··· Dataset extract ···

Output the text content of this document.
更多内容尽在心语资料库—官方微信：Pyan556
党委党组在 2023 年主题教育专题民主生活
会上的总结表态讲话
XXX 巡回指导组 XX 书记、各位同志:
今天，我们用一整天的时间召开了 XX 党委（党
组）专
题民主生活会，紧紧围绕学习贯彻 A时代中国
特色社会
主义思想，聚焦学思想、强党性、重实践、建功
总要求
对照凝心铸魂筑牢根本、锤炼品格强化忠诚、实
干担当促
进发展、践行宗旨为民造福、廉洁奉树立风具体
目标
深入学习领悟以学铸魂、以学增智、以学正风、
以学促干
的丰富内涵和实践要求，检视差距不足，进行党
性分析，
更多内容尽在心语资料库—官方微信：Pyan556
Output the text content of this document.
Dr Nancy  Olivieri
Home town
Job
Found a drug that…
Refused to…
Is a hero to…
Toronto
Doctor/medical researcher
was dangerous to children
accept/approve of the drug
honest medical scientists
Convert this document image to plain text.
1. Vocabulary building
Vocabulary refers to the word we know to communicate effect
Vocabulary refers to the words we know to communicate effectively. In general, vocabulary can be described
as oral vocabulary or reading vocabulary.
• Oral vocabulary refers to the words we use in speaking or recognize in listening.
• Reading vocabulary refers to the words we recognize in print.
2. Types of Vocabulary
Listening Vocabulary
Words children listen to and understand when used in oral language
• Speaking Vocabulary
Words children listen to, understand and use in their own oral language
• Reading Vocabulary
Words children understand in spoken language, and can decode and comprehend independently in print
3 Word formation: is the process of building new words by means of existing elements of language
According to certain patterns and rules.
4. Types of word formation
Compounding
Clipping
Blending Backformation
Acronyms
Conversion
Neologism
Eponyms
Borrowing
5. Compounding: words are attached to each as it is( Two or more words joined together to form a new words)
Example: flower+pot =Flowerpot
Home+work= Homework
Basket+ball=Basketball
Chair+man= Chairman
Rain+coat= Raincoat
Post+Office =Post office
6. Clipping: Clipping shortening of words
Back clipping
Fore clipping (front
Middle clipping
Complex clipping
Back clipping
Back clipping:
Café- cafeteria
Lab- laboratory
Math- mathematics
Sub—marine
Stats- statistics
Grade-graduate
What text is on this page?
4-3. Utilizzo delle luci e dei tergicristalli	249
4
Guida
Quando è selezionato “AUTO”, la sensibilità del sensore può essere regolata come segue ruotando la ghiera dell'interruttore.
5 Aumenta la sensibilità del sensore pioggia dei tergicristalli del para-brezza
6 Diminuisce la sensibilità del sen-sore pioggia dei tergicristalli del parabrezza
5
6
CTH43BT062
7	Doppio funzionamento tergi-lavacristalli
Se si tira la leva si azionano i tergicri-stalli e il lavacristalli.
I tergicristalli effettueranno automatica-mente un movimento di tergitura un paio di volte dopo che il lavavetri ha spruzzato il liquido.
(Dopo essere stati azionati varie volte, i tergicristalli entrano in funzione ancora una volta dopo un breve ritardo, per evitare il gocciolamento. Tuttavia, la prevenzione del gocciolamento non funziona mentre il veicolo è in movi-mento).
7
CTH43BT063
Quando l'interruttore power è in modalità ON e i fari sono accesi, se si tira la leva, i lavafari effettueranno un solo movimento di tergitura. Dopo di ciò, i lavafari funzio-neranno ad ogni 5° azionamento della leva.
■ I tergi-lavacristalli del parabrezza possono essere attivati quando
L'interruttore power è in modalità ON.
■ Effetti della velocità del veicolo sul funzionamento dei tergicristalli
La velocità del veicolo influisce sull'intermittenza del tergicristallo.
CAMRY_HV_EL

···

(Problem statement): Your task is to list each line of the records with the word "language".

(Answer in full):
Words children listen to and understand when used in oral language
Words children listen to, understand and use in their own oral language
Words children understand in spoken language, and can decode and comprehend independently in print
3 Word formation: is the process of building new words by means of existing elements of language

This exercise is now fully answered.